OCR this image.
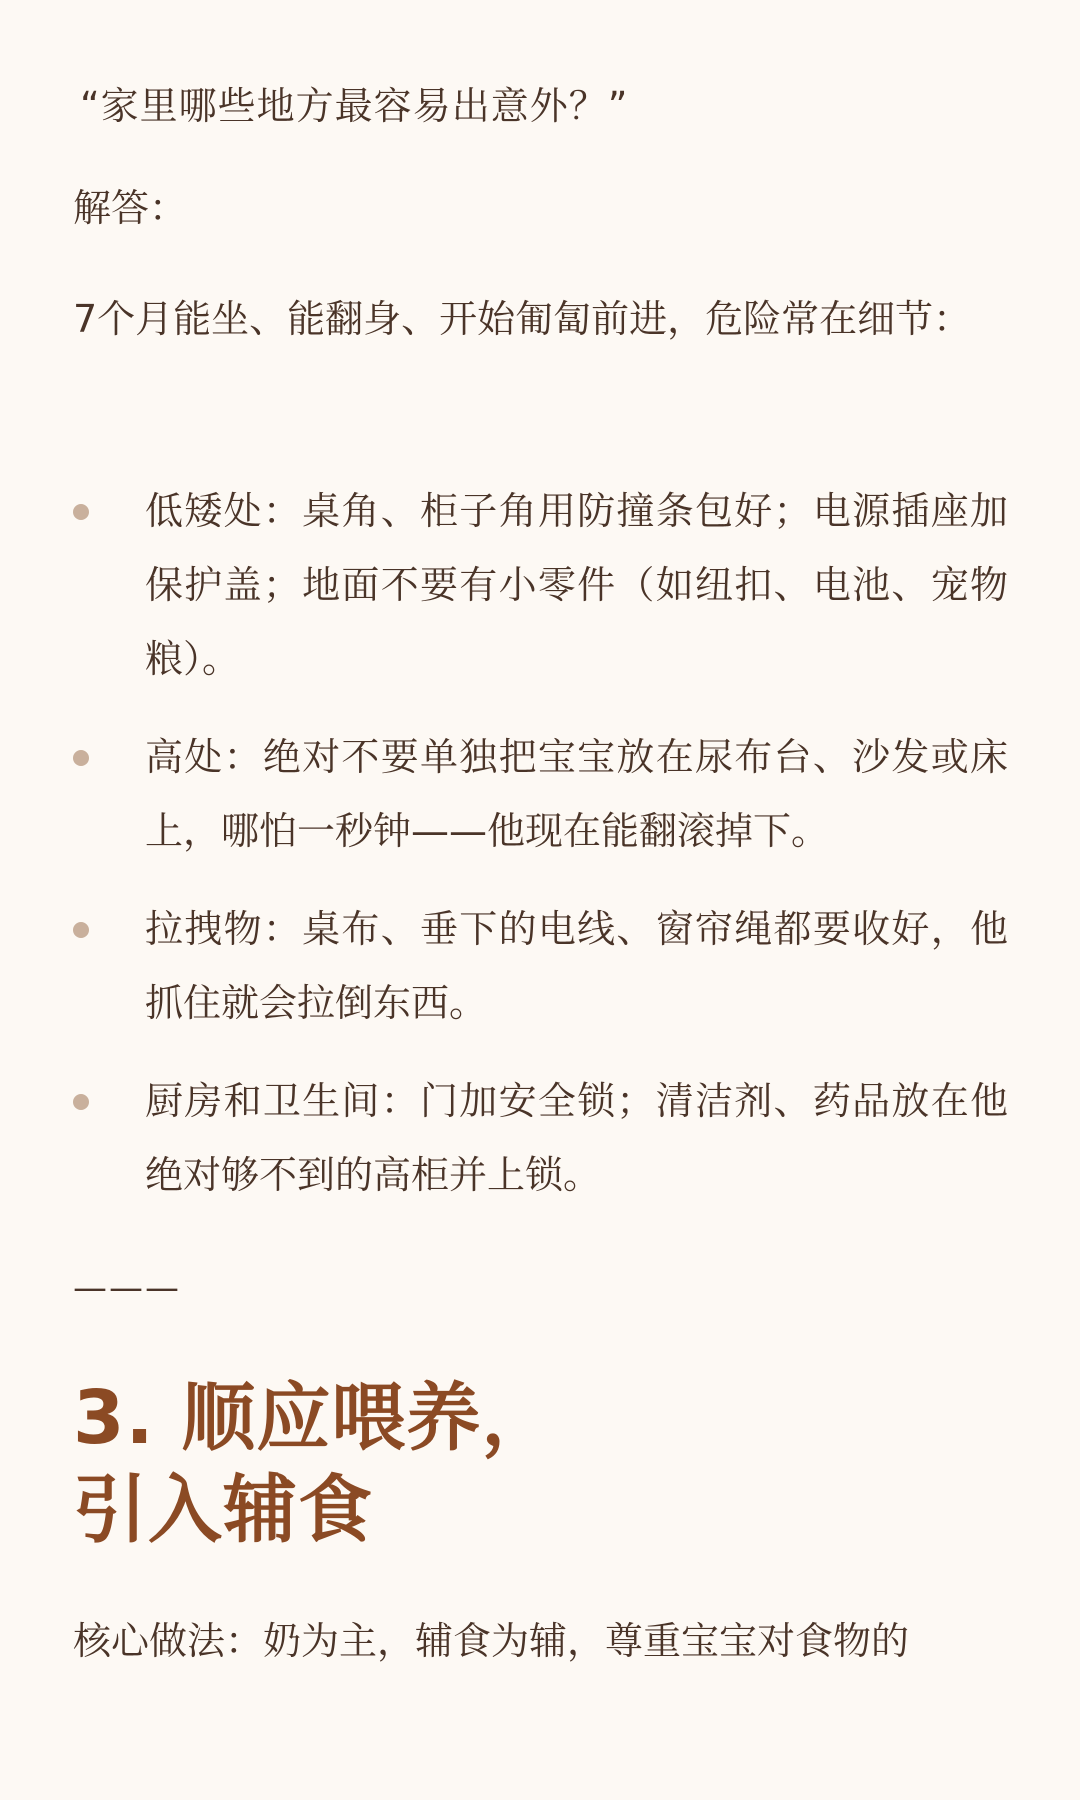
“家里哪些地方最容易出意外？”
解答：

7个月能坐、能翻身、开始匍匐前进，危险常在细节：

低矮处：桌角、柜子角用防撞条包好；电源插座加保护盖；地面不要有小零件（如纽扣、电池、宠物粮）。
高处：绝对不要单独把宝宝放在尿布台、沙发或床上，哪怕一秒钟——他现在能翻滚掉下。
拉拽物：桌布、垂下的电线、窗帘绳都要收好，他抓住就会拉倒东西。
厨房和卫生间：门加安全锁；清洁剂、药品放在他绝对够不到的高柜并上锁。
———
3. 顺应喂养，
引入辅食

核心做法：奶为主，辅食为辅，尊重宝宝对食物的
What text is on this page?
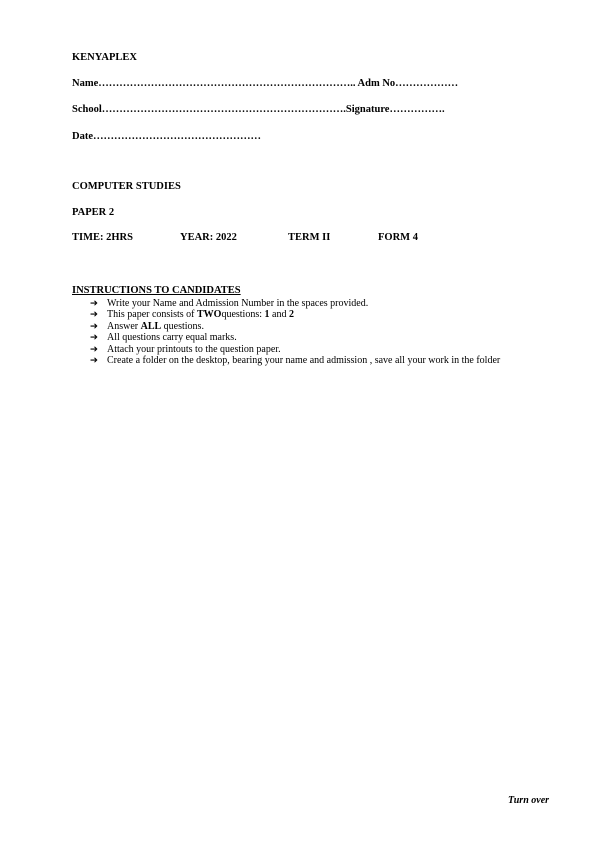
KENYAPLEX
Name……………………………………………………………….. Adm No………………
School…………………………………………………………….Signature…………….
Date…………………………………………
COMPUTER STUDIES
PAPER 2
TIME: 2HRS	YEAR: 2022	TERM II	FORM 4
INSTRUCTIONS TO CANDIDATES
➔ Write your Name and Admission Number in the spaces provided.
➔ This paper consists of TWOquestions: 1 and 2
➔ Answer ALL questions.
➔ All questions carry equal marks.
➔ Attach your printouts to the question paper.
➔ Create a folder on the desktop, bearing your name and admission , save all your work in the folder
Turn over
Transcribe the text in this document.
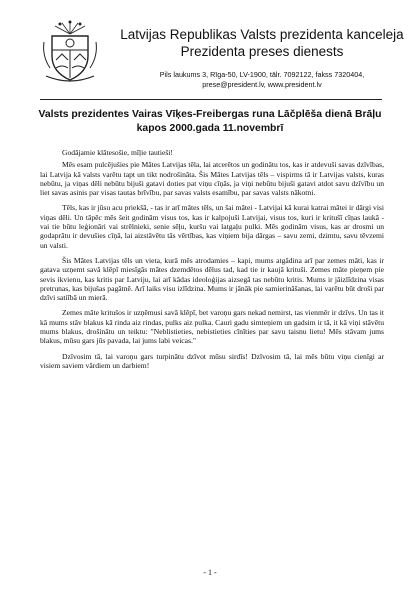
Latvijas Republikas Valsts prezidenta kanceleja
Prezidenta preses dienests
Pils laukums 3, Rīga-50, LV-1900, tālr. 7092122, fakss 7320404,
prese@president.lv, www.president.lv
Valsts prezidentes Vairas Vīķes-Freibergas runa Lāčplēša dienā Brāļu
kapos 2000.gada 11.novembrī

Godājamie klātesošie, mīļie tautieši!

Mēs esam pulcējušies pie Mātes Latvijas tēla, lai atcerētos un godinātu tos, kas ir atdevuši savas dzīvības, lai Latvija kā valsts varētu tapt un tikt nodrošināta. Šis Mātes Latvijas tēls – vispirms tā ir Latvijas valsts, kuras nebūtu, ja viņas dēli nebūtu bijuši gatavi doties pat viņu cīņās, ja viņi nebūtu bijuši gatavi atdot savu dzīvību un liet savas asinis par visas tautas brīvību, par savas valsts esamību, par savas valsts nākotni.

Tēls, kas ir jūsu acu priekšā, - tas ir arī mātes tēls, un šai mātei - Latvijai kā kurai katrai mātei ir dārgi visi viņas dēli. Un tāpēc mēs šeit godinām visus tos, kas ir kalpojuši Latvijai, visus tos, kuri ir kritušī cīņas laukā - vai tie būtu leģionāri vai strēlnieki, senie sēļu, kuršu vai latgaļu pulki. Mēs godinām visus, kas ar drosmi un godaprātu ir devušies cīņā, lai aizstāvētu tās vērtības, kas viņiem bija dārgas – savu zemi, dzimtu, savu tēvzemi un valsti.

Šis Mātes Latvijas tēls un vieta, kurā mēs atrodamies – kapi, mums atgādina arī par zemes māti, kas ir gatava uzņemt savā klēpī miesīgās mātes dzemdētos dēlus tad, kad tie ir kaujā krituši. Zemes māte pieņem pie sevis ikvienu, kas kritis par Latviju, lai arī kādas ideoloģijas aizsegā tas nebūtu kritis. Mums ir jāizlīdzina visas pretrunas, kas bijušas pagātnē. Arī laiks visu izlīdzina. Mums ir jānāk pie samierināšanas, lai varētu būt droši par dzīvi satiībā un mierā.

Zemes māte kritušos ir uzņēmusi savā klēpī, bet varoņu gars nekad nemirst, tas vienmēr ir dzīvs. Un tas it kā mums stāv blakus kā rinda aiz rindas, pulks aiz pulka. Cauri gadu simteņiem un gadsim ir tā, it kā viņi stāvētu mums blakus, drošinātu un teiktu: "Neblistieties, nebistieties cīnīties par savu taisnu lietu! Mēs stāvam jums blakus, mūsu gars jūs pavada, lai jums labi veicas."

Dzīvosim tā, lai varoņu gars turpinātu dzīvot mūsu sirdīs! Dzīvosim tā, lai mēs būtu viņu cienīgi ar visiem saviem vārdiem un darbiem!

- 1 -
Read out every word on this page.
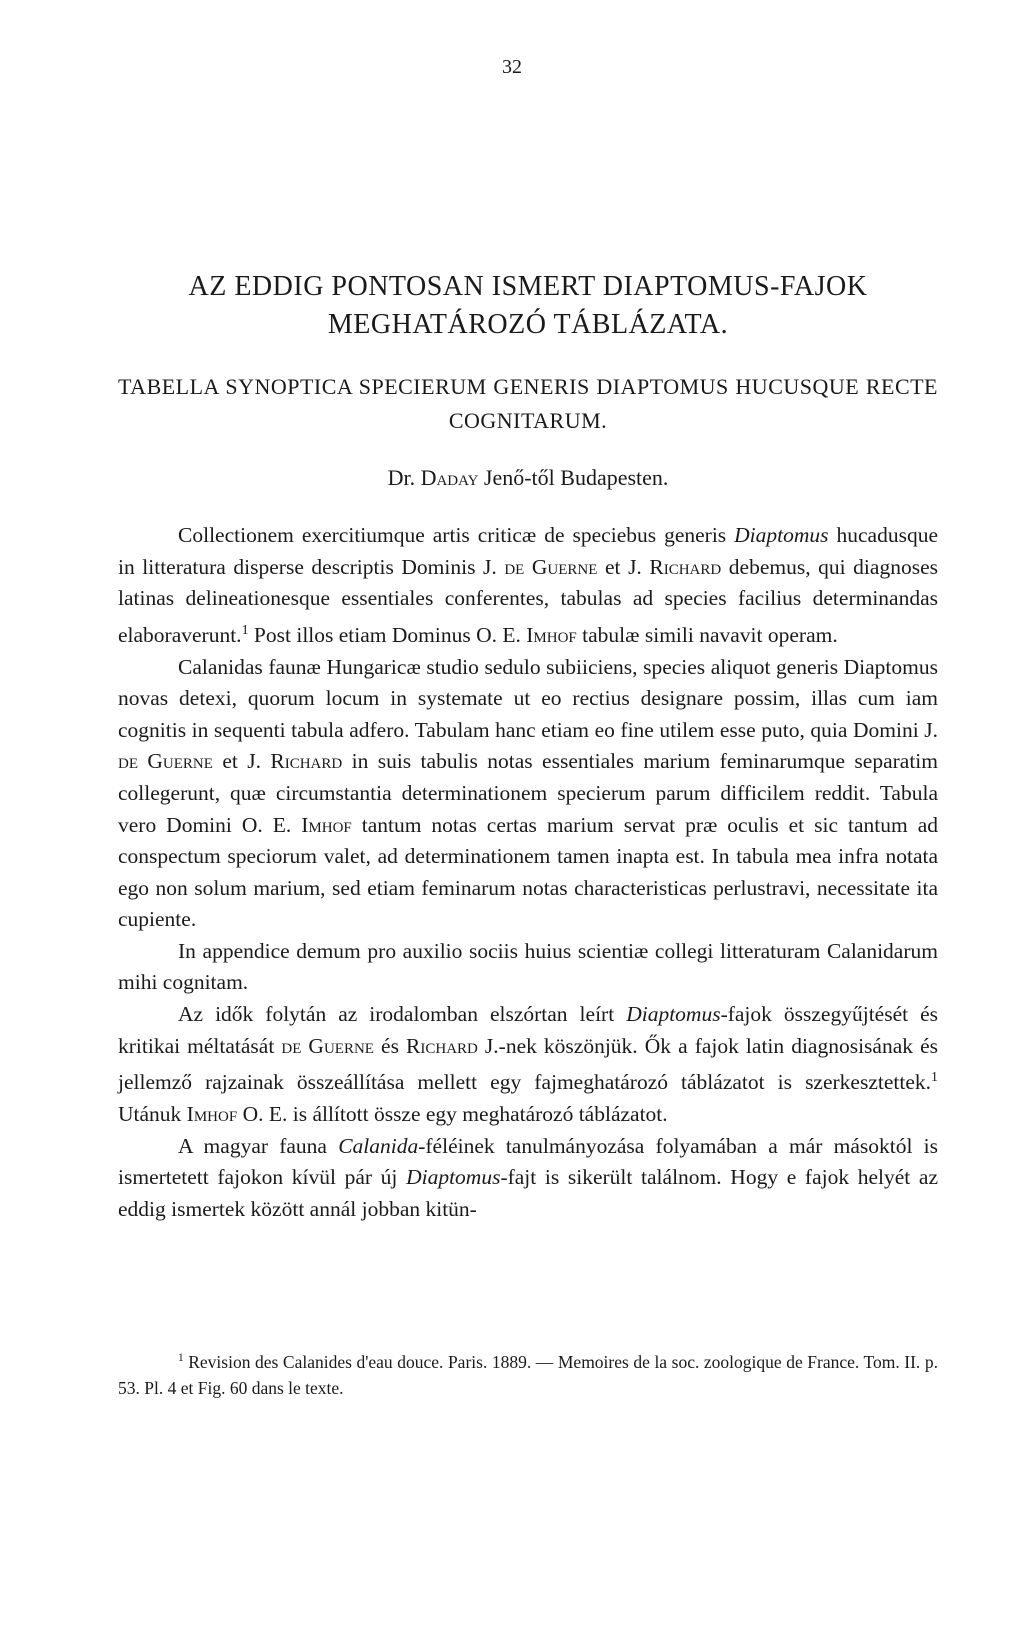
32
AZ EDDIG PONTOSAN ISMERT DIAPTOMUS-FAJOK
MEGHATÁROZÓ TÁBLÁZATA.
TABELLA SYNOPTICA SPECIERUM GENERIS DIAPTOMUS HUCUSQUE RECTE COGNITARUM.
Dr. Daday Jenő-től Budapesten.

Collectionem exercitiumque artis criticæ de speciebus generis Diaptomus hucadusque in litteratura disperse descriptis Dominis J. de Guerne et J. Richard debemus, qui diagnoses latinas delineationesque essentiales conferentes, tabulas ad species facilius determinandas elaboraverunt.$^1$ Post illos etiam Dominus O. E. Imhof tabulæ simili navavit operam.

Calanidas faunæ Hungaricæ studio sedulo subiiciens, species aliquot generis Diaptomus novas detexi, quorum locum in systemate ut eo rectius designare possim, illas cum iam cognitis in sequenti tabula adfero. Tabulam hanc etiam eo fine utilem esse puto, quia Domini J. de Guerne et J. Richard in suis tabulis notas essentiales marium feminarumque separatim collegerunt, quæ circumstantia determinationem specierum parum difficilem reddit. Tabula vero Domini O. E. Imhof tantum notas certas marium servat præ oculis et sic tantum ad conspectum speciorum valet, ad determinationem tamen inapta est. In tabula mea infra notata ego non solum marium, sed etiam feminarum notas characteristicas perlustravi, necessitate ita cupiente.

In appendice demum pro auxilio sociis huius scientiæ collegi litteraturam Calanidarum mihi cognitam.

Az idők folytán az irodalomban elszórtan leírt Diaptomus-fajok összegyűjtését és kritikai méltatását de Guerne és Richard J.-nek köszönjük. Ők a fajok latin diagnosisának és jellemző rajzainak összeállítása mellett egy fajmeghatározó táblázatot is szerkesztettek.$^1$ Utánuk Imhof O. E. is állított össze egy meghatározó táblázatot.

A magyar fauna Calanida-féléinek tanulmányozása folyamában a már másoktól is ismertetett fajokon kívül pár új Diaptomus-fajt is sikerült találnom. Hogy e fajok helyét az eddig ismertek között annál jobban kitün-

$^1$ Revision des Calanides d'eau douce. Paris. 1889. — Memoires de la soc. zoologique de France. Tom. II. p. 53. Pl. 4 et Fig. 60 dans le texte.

══════════════════════════════

Reproduce the records verbatim, omitting all images they contain.

• FINAL RESULT:
OCR this image.
“家里哪些地方最容易出意外？”
解答：

7个月能坐、能翻身、开始匍匐前进，危险常在细节：

低矮处：桌角、柜子角用防撞条包好；电源插座加保护盖；地面不要有小零件（如纽扣、电池、宠物粮）。
高处：绝对不要单独把宝宝放在尿布台、沙发或床上，哪怕一秒钟——他现在能翻滚掉下。
拉拽物：桌布、垂下的电线、窗帘绳都要收好，他抓住就会拉倒东西。
厨房和卫生间：门加安全锁；清洁剂、药品放在他绝对够不到的高柜并上锁。
———
3. 顺应喂养，
引入辅食

核心做法：奶为主，辅食为辅，尊重宝宝对食物的
What text is on this page?
KENYAPLEX
Name……………………………………………………………….. Adm No………………
School…………………………………………………………….Signature…………….
Date…………………………………………
COMPUTER STUDIES
PAPER 2
TIME: 2HRS	YEAR: 2022	TERM II	FORM 4
INSTRUCTIONS TO CANDIDATES
➔ Write your Name and Admission Number in the spaces provided.
➔ This paper consists of TWOquestions: 1 and 2
➔ Answer ALL questions.
➔ All questions carry equal marks.
➔ Attach your printouts to the question paper.
➔ Create a folder on the desktop, bearing your name and admission , save all your work in the folder
Turn over
Transcribe the text in this document.
Latvijas Republikas Valsts prezidenta kanceleja
Prezidenta preses dienests
Pils laukums 3, Rīga-50, LV-1900, tālr. 7092122, fakss 7320404,
prese@president.lv, www.president.lv
Valsts prezidentes Vairas Vīķes-Freibergas runa Lāčplēša dienā Brāļu
kapos 2000.gada 11.novembrī

Godājamie klātesošie, mīļie tautieši!

Mēs esam pulcējušies pie Mātes Latvijas tēla, lai atcerētos un godinātu tos, kas ir atdevuši savas dzīvības, lai Latvija kā valsts varētu tapt un tikt nodrošināta. Šis Mātes Latvijas tēls – vispirms tā ir Latvijas valsts, kuras nebūtu, ja viņas dēli nebūtu bijuši gatavi doties pat viņu cīņās, ja viņi nebūtu bijuši gatavi atdot savu dzīvību un liet savas asinis par visas tautas brīvību, par savas valsts esamību, par savas valsts nākotni.

Tēls, kas ir jūsu acu priekšā, - tas ir arī mātes tēls, un šai mātei - Latvijai kā kurai katrai mātei ir dārgi visi viņas dēli. Un tāpēc mēs šeit godinām visus tos, kas ir kalpojuši Latvijai, visus tos, kuri ir kritušī cīņas laukā - vai tie būtu leģionāri vai strēlnieki, senie sēļu, kuršu vai latgaļu pulki. Mēs godinām visus, kas ar drosmi un godaprātu ir devušies cīņā, lai aizstāvētu tās vērtības, kas viņiem bija dārgas – savu zemi, dzimtu, savu tēvzemi un valsti.

Šis Mātes Latvijas tēls un vieta, kurā mēs atrodamies – kapi, mums atgādina arī par zemes māti, kas ir gatava uzņemt savā klēpī miesīgās mātes dzemdētos dēlus tad, kad tie ir kaujā krituši. Zemes māte pieņem pie sevis ikvienu, kas kritis par Latviju, lai arī kādas ideoloģijas aizsegā tas nebūtu kritis. Mums ir jāizlīdzina visas pretrunas, kas bijušas pagātnē. Arī laiks visu izlīdzina. Mums ir jānāk pie samierināšanas, lai varētu būt droši par dzīvi satiībā un mierā.

Zemes māte kritušos ir uzņēmusi savā klēpī, bet varoņu gars nekad nemirst, tas vienmēr ir dzīvs. Un tas it kā mums stāv blakus kā rinda aiz rindas, pulks aiz pulka. Cauri gadu simteņiem un gadsim ir tā, it kā viņi stāvētu mums blakus, drošinātu un teiktu: "Neblistieties, nebistieties cīnīties par savu taisnu lietu! Mēs stāvam jums blakus, mūsu gars jūs pavada, lai jums labi veicas."

Dzīvosim tā, lai varoņu gars turpinātu dzīvot mūsu sirdīs! Dzīvosim tā, lai mēs būtu viņu cienīgi ar visiem saviem vārdiem un darbiem!

- 1 -
Read out every word on this page.
32
AZ EDDIG PONTOSAN ISMERT DIAPTOMUS-FAJOK
MEGHATÁROZÓ TÁBLÁZATA.
TABELLA SYNOPTICA SPECIERUM GENERIS DIAPTOMUS HUCUSQUE RECTE COGNITARUM.
Dr. Daday Jenő-től Budapesten.

Collectionem exercitiumque artis criticæ de speciebus generis Diaptomus hucadusque in litteratura disperse descriptis Dominis J. de Guerne et J. Richard debemus, qui diagnoses latinas delineationesque essentiales conferentes, tabulas ad species facilius determinandas elaboraverunt.$^1$ Post illos etiam Dominus O. E. Imhof tabulæ simili navavit operam.

Calanidas faunæ Hungaricæ studio sedulo subiiciens, species aliquot generis Diaptomus novas detexi, quorum locum in systemate ut eo rectius designare possim, illas cum iam cognitis in sequenti tabula adfero. Tabulam hanc etiam eo fine utilem esse puto, quia Domini J. de Guerne et J. Richard in suis tabulis notas essentiales marium feminarumque separatim collegerunt, quæ circumstantia determinationem specierum parum difficilem reddit. Tabula vero Domini O. E. Imhof tantum notas certas marium servat præ oculis et sic tantum ad conspectum speciorum valet, ad determinationem tamen inapta est. In tabula mea infra notata ego non solum marium, sed etiam feminarum notas characteristicas perlustravi, necessitate ita cupiente.

In appendice demum pro auxilio sociis huius scientiæ collegi litteraturam Calanidarum mihi cognitam.

Az idők folytán az irodalomban elszórtan leírt Diaptomus-fajok összegyűjtését és kritikai méltatását de Guerne és Richard J.-nek köszönjük. Ők a fajok latin diagnosisának és jellemző rajzainak összeállítása mellett egy fajmeghatározó táblázatot is szerkesztettek.$^1$ Utánuk Imhof O. E. is állított össze egy meghatározó táblázatot.

A magyar fauna Calanida-féléinek tanulmányozása folyamában a már másoktól is ismertetett fajokon kívül pár új Diaptomus-fajt is sikerült találnom. Hogy e fajok helyét az eddig ismertek között annál jobban kitün-

$^1$ Revision des Calanides d'eau douce. Paris. 1889. — Memoires de la soc. zoologique de France. Tom. II. p. 53. Pl. 4 et Fig. 60 dans le texte.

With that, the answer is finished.